> _Task objective_: Find every line in the records below that holds the word "适合人群" and copy it.

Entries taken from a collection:
* BEGIN *

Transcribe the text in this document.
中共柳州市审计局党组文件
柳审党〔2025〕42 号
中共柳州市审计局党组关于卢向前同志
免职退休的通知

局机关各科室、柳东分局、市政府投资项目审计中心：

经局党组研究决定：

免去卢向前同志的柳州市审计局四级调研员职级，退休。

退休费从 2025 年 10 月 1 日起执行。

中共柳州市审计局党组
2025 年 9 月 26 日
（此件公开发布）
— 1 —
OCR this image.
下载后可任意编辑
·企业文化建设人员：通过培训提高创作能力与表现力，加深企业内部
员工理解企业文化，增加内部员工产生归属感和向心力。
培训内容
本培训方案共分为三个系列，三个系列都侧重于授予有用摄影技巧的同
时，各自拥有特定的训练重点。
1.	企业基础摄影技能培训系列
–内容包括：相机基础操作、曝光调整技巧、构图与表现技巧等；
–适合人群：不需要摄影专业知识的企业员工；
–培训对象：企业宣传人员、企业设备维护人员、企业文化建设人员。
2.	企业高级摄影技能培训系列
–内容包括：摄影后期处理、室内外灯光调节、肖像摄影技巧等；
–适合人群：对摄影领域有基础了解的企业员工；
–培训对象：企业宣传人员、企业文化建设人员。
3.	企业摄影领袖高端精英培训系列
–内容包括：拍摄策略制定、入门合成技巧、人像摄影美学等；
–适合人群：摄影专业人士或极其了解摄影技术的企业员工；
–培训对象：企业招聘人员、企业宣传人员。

* END *

> _Task solution_:
–适合人群：不需要摄影专业知识的企业员工；
–适合人群：对摄影领域有基础了解的企业员工；
–适合人群：摄影专业人士或极其了解摄影技术的企业员工；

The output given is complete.